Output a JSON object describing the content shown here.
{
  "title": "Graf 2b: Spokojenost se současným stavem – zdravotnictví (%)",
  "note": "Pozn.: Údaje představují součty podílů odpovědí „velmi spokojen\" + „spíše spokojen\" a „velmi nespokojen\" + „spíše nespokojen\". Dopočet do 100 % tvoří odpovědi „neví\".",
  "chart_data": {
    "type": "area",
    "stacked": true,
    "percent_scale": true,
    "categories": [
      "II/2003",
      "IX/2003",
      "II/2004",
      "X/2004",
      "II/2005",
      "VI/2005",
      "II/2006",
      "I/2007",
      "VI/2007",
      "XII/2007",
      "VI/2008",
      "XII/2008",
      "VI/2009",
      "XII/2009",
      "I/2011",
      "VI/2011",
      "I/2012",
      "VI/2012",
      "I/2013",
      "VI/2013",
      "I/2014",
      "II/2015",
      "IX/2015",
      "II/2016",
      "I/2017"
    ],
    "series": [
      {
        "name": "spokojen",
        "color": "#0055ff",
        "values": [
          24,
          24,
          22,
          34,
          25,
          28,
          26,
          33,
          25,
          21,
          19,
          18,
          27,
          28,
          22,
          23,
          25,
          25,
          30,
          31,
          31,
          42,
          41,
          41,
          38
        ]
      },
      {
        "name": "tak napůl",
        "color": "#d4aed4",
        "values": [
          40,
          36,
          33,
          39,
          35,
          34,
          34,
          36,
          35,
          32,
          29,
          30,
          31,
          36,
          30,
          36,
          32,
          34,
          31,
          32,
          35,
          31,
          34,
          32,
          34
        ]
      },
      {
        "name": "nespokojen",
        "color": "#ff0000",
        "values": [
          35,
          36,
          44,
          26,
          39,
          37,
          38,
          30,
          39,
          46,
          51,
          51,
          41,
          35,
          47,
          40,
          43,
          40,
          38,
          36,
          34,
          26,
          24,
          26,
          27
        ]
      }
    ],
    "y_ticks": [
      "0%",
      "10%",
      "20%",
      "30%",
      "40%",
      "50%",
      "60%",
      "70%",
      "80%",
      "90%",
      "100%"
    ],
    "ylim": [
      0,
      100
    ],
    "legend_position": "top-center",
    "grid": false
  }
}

Exercise goal:
Pick out each line that holds the string "color".

Result of this exercise:
        "color": "#0055ff",
        "color": "#d4aed4",
        "color": "#ff0000",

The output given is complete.